━━━━━ Working data ━━━━━
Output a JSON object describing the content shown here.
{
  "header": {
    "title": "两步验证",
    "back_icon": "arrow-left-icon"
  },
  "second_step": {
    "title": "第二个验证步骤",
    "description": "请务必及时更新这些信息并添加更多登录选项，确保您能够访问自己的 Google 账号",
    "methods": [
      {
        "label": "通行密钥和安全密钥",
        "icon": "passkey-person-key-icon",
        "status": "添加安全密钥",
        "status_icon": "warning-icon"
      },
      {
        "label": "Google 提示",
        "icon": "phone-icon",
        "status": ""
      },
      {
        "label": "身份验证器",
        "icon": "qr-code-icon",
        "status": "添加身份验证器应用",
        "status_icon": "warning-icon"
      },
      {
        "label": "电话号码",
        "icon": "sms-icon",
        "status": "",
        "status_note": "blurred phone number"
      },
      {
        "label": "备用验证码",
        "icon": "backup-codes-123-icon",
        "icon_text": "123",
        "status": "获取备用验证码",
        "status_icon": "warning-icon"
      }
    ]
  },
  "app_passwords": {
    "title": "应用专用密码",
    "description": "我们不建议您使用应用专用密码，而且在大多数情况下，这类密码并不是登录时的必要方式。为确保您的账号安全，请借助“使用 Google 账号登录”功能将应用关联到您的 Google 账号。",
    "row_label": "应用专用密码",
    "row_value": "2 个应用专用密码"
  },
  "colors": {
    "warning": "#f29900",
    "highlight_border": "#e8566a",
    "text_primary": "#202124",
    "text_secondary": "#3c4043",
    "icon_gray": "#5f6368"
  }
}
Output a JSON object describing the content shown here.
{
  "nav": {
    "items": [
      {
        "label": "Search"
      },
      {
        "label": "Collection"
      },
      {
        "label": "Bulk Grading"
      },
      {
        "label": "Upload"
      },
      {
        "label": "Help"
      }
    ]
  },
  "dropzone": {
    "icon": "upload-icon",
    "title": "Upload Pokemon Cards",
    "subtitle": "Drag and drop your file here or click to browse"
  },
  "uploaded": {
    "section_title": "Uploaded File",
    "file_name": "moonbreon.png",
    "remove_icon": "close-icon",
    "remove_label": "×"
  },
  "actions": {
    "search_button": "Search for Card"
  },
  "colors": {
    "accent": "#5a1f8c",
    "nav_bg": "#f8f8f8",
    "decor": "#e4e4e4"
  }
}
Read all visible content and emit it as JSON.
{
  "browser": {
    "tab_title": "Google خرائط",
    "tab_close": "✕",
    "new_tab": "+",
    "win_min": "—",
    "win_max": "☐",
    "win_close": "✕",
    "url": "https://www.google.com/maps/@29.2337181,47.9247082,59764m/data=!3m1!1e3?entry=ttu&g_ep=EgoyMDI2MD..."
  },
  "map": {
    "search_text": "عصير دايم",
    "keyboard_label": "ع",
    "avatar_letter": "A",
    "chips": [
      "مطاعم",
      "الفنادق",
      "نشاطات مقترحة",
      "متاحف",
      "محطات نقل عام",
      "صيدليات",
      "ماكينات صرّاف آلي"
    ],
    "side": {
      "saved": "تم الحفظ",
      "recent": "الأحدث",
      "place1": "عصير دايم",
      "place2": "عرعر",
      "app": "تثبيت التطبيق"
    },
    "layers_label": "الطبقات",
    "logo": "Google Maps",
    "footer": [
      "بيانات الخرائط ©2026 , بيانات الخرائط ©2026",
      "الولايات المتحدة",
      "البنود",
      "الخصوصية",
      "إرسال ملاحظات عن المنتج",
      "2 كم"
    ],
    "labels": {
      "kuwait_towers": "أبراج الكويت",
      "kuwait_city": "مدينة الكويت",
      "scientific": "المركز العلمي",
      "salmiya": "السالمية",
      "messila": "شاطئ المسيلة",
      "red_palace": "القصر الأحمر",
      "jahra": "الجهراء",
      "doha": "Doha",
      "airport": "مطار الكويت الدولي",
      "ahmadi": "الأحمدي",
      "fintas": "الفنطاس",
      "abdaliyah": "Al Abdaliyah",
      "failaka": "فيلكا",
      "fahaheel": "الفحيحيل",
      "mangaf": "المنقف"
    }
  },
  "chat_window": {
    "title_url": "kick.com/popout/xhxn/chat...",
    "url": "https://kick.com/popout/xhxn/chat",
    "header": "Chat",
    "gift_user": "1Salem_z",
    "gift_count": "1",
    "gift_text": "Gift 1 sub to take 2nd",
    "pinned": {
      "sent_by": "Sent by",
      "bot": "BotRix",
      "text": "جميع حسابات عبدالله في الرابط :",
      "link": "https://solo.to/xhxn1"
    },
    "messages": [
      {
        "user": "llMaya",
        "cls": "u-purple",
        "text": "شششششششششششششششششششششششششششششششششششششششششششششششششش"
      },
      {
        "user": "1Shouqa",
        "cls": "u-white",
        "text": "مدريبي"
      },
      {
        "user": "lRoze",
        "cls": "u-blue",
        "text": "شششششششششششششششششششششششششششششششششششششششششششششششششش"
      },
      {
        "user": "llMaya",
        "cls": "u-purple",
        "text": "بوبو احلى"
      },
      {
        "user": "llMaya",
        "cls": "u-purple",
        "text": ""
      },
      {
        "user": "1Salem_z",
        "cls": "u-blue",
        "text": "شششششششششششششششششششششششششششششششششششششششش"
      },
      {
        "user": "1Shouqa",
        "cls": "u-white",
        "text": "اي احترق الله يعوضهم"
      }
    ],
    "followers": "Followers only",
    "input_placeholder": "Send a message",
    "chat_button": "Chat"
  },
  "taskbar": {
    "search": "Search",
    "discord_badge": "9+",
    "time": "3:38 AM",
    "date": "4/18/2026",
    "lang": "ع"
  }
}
━━━━━
*Exercise objective*:
Would you copy out each line exactly as written?

*Task answer*:
Output a JSON object describing the content shown here.
{
  "header": {
    "title": "两步验证",
    "back_icon": "arrow-left-icon"
  },
  "second_step": {
    "title": "第二个验证步骤",
    "description": "请务必及时更新这些信息并添加更多登录选项，确保您能够访问自己的 Google 账号",
    "methods": [
      {
        "label": "通行密钥和安全密钥",
        "icon": "passkey-person-key-icon",
        "status": "添加安全密钥",
        "status_icon": "warning-icon"
      },
      {
        "label": "Google 提示",
        "icon": "phone-icon",
        "status": ""
      },
      {
        "label": "身份验证器",
        "icon": "qr-code-icon",
        "status": "添加身份验证器应用",
        "status_icon": "warning-icon"
      },
      {
        "label": "电话号码",
        "icon": "sms-icon",
        "status": "",
        "status_note": "blurred phone number"
      },
      {
        "label": "备用验证码",
        "icon": "backup-codes-123-icon",
        "icon_text": "123",
        "status": "获取备用验证码",
        "status_icon": "warning-icon"
      }
    ]
  },
  "app_passwords": {
    "title": "应用专用密码",
    "description": "我们不建议您使用应用专用密码，而且在大多数情况下，这类密码并不是登录时的必要方式。为确保您的账号安全，请借助“使用 Google 账号登录”功能将应用关联到您的 Google 账号。",
    "row_label": "应用专用密码",
    "row_value": "2 个应用专用密码"
  },
  "colors": {
    "warning": "#f29900",
    "highlight_border": "#e8566a",
    "text_primary": "#202124",
    "text_secondary": "#3c4043",
    "icon_gray": "#5f6368"
  }
}
Output a JSON object describing the content shown here.
{
  "nav": {
    "items": [
      {
        "label": "Search"
      },
      {
        "label": "Collection"
      },
      {
        "label": "Bulk Grading"
      },
      {
        "label": "Upload"
      },
      {
        "label": "Help"
      }
    ]
  },
  "dropzone": {
    "icon": "upload-icon",
    "title": "Upload Pokemon Cards",
    "subtitle": "Drag and drop your file here or click to browse"
  },
  "uploaded": {
    "section_title": "Uploaded File",
    "file_name": "moonbreon.png",
    "remove_icon": "close-icon",
    "remove_label": "×"
  },
  "actions": {
    "search_button": "Search for Card"
  },
  "colors": {
    "accent": "#5a1f8c",
    "nav_bg": "#f8f8f8",
    "decor": "#e4e4e4"
  }
}
Read all visible content and emit it as JSON.
{
  "browser": {
    "tab_title": "Google خرائط",
    "tab_close": "✕",
    "new_tab": "+",
    "win_min": "—",
    "win_max": "☐",
    "win_close": "✕",
    "url": "https://www.google.com/maps/@29.2337181,47.9247082,59764m/data=!3m1!1e3?entry=ttu&g_ep=EgoyMDI2MD..."
  },
  "map": {
    "search_text": "عصير دايم",
    "keyboard_label": "ع",
    "avatar_letter": "A",
    "chips": [
      "مطاعم",
      "الفنادق",
      "نشاطات مقترحة",
      "متاحف",
      "محطات نقل عام",
      "صيدليات",
      "ماكينات صرّاف آلي"
    ],
    "side": {
      "saved": "تم الحفظ",
      "recent": "الأحدث",
      "place1": "عصير دايم",
      "place2": "عرعر",
      "app": "تثبيت التطبيق"
    },
    "layers_label": "الطبقات",
    "logo": "Google Maps",
    "footer": [
      "بيانات الخرائط ©2026 , بيانات الخرائط ©2026",
      "الولايات المتحدة",
      "البنود",
      "الخصوصية",
      "إرسال ملاحظات عن المنتج",
      "2 كم"
    ],
    "labels": {
      "kuwait_towers": "أبراج الكويت",
      "kuwait_city": "مدينة الكويت",
      "scientific": "المركز العلمي",
      "salmiya": "السالمية",
      "messila": "شاطئ المسيلة",
      "red_palace": "القصر الأحمر",
      "jahra": "الجهراء",
      "doha": "Doha",
      "airport": "مطار الكويت الدولي",
      "ahmadi": "الأحمدي",
      "fintas": "الفنطاس",
      "abdaliyah": "Al Abdaliyah",
      "failaka": "فيلكا",
      "fahaheel": "الفحيحيل",
      "mangaf": "المنقف"
    }
  },
  "chat_window": {
    "title_url": "kick.com/popout/xhxn/chat...",
    "url": "https://kick.com/popout/xhxn/chat",
    "header": "Chat",
    "gift_user": "1Salem_z",
    "gift_count": "1",
    "gift_text": "Gift 1 sub to take 2nd",
    "pinned": {
      "sent_by": "Sent by",
      "bot": "BotRix",
      "text": "جميع حسابات عبدالله في الرابط :",
      "link": "https://solo.to/xhxn1"
    },
    "messages": [
      {
        "user": "llMaya",
        "cls": "u-purple",
        "text": "شششششششششششششششششششششششششششششششششششششششششششششششششش"
      },
      {
        "user": "1Shouqa",
        "cls": "u-white",
        "text": "مدريبي"
      },
      {
        "user": "lRoze",
        "cls": "u-blue",
        "text": "شششششششششششششششششششششششششششششششششششششششششششششششششش"
      },
      {
        "user": "llMaya",
        "cls": "u-purple",
        "text": "بوبو احلى"
      },
      {
        "user": "llMaya",
        "cls": "u-purple",
        "text": ""
      },
      {
        "user": "1Salem_z",
        "cls": "u-blue",
        "text": "شششششششششششششششششششششششششششششششششششششششش"
      },
      {
        "user": "1Shouqa",
        "cls": "u-white",
        "text": "اي احترق الله يعوضهم"
      }
    ],
    "followers": "Followers only",
    "input_placeholder": "Send a message",
    "chat_button": "Chat"
  },
  "taskbar": {
    "search": "Search",
    "discord_badge": "9+",
    "time": "3:38 AM",
    "date": "4/18/2026",
    "lang": "ع"
  }
}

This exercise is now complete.